▶ _DATA FOR THIS TASK_:

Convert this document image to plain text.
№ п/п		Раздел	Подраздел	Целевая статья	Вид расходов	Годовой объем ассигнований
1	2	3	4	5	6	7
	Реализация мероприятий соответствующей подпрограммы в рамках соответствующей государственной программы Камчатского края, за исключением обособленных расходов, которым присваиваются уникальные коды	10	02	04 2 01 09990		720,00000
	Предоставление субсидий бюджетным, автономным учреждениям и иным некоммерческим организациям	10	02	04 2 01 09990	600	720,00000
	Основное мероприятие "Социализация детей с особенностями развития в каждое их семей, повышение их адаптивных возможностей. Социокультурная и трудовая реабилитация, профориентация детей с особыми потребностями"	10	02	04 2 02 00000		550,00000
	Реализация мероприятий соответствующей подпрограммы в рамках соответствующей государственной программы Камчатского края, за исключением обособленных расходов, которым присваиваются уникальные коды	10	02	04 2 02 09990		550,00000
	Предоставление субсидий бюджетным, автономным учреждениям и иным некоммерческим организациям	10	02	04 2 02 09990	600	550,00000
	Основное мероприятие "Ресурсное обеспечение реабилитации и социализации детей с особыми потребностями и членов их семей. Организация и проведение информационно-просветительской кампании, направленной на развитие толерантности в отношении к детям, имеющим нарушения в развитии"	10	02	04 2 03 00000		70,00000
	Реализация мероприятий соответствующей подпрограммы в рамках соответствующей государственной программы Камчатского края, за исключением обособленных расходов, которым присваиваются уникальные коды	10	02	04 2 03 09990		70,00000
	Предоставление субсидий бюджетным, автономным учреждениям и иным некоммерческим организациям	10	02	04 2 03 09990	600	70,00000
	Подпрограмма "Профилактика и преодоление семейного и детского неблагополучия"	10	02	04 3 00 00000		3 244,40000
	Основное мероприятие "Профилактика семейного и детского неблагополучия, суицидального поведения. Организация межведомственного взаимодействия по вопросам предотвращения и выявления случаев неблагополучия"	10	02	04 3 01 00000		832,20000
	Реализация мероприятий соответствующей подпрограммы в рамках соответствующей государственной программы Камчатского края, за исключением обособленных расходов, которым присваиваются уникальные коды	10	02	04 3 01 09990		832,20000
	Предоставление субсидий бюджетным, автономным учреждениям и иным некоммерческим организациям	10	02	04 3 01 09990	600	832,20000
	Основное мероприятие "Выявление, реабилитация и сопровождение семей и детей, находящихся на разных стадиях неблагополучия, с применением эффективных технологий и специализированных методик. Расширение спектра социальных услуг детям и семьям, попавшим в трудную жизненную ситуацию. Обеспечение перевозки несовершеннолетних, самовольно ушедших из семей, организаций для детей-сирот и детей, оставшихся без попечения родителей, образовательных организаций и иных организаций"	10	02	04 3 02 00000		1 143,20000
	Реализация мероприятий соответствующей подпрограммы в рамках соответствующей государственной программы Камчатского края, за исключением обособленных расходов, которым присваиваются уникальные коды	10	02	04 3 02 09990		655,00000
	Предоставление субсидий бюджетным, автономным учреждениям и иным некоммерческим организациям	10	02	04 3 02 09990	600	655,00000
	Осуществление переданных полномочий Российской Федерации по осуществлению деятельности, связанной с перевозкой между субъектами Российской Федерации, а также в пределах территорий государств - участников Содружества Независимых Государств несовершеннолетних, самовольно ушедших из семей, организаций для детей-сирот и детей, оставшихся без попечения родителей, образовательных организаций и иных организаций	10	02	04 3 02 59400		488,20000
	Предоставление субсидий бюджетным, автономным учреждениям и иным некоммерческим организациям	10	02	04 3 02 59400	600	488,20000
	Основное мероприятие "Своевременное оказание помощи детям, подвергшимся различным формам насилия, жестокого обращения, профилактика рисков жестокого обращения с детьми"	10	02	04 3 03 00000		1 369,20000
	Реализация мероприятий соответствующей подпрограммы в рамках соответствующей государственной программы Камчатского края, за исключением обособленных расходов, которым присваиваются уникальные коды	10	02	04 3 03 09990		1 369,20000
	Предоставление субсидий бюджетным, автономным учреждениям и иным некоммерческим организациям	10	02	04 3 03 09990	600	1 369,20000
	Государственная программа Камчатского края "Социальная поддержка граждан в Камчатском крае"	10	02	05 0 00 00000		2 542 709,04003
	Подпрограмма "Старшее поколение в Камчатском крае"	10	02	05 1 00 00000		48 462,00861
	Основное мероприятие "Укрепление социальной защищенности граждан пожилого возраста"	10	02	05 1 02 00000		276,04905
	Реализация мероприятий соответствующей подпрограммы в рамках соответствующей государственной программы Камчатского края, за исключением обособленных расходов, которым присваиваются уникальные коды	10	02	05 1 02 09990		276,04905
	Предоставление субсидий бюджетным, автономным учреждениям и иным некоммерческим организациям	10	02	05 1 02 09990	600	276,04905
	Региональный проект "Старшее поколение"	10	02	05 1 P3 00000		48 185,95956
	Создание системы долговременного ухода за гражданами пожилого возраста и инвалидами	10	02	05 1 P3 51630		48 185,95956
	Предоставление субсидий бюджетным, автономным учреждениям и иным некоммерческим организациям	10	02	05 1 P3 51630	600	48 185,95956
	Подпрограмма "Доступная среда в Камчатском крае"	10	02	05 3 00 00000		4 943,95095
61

▶ _SET EXERCISE_: Copy out every line in the entries above that holds "поколение".

▶ _TASK SOLUTION_:
	Подпрограмма "Старшее поколение в Камчатском крае"	10	02	05 1 00 00000		48 462,00861
	Региональный проект "Старшее поколение"	10	02	05 1 P3 00000		48 185,95956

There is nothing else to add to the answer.